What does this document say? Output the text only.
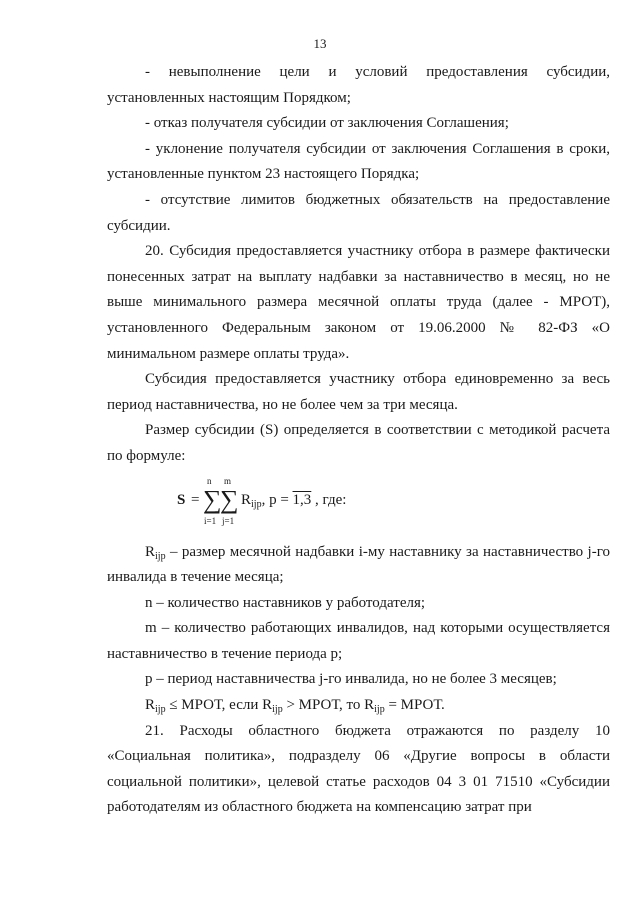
13

- невыполнение цели и условий предоставления субсидии, установленных настоящим Порядком;

- отказ получателя субсидии от заключения Соглашения;

- уклонение получателя субсидии от заключения Соглашения в сроки, установленные пунктом 23 настоящего Порядка;

- отсутствие лимитов бюджетных обязательств на предоставление субсидии.

20. Субсидия предоставляется участнику отбора в размере фактически понесенных затрат на выплату надбавки за наставничество в месяц, но не выше минимального размера месячной оплаты труда (далее - МРОТ), установленного Федеральным законом от 19.06.2000 № 82-ФЗ «О минимальном размере оплаты труда».

Субсидия предоставляется участнику отбора единовременно за весь период наставничества, но не более чем за три месяца.

Размер субсидии (S) определяется в соответствии с методикой расчета по формуле:

n m
S = ∑
∑
i=1 j=1
$R_{ijp}$, р = 1,3 , где:

$R_{ijp}$ – размер месячной надбавки i-му наставнику за наставничество j-го инвалида в течение месяца;

n – количество наставников у работодателя;

m – количество работающих инвалидов, над которыми осуществляется наставничество в течение периода р;

р – период наставничества j-го инвалида, но не более 3 месяцев;

$R_{ijp}$ ≤ МРОТ, если $R_{ijp}$ > МРОТ, то $R_{ijp}$ = МРОТ.

21. Расходы областного бюджета отражаются по разделу 10 «Социальная политика», подразделу 06 «Другие вопросы в области социальной политики», целевой статье расходов 04 3 01 71510 «Субсидии работодателям из областного бюджета на компенсацию затрат при
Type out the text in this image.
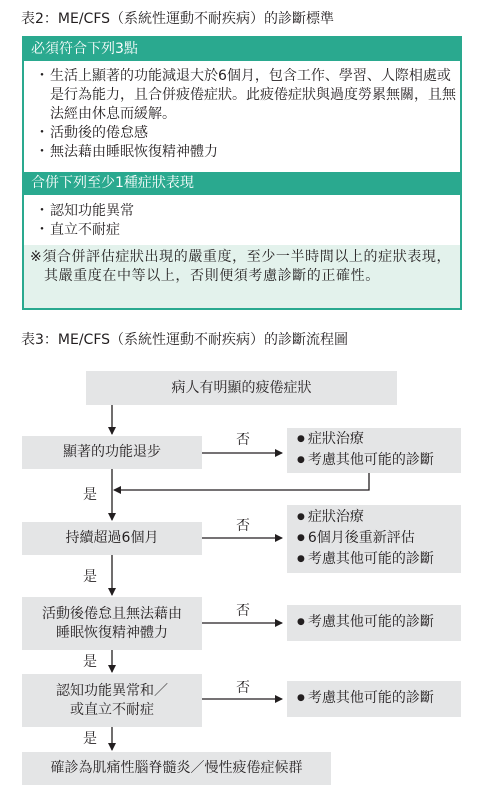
表2：ME/CFS（系統性運動不耐疾病）的診斷標準
必須符合下列3點
・ 生活上顯著的功能減退大於6個月，包含工作、學習、人際相處或是行為能力，且合併疲倦症狀。此疲倦症狀與過度勞累無關，且無法經由休息而緩解。
・ 活動後的倦怠感
・ 無法藉由睡眠恢復精神體力
合併下列至少1種症狀表現
・ 認知功能異常
・ 直立不耐症
※須合併評估症狀出現的嚴重度，至少一半時間以上的症狀表現，其嚴重度在中等以上，否則便須考慮診斷的正確性。
表3：ME/CFS（系統性運動不耐疾病）的診斷流程圖
病人有明顯的疲倦症狀
顯著的功能退步
持續超過6個月
活動後倦怠且無法藉由
睡眠恢復精神體力
認知功能異常和／
或直立不耐症
確診為肌痛性腦脊髓炎／慢性疲倦症候群
● 症狀治療
● 考慮其他可能的診斷
● 症狀治療
● 6個月後重新評估
● 考慮其他可能的診斷
● 考慮其他可能的診斷
● 考慮其他可能的診斷
否
否
否
否
是
是
是
是
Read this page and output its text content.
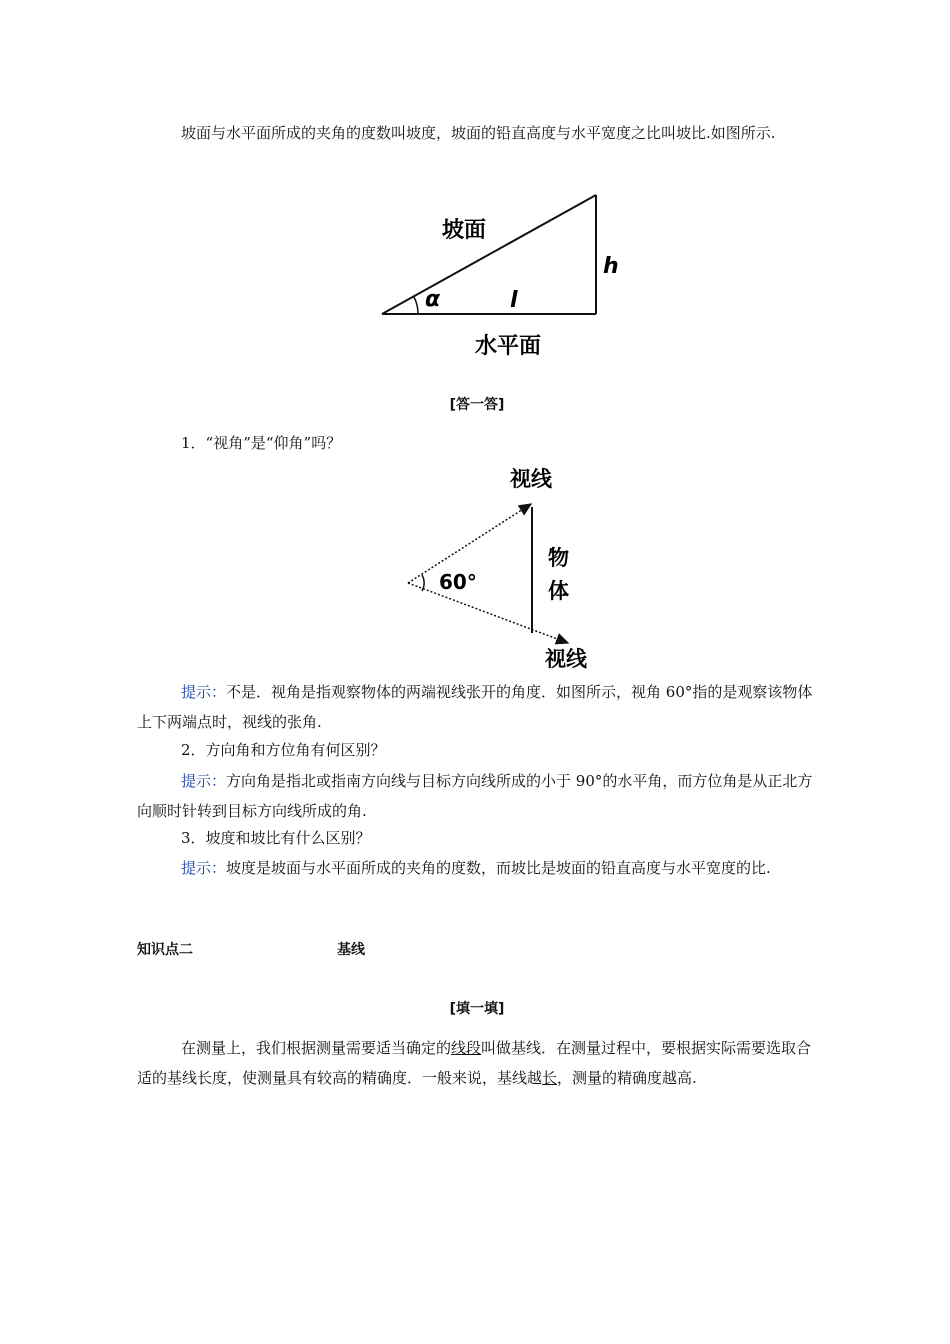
坡面与水平面所成的夹角的度数叫坡度，坡面的铅直高度与水平宽度之比叫坡比.如图所示.

坡面
h
α	l
水平面

[答一答]

1．“视角”是“仰角”吗？

视线
视线
物
体
60°

提示：不是．视角是指观察物体的两端视线张开的角度．如图所示，视角 60°指的是观察该物体上下两端点时，视线的张角.

2．方向角和方位角有何区别？

提示：方向角是指北或指南方向线与目标方向线所成的小于 90°的水平角，而方位角是从正北方向顺时针转到目标方向线所成的角.

3．坡度和坡比有什么区别？

提示：坡度是坡面与水平面所成的夹角的度数，而坡比是坡面的铅直高度与水平宽度的比.

知识点二	基线

[填一填]

在测量上，我们根据测量需要适当确定的线段叫做基线．在测量过程中，要根据实际需要选取合适的基线长度，使测量具有较高的精确度．一般来说，基线越长，测量的精确度越高.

○ ○ ○ ○ ○

What to produce: Search the preceding listing for the word "течение" and pull out every line that holds it.

Finished exercise:
$R_{ijp}$ – размер месячной надбавки i-му наставнику за наставничество j-го инвалида в течение месяца;
m – количество работающих инвалидов, над которыми осуществляется наставничество в течение периода р;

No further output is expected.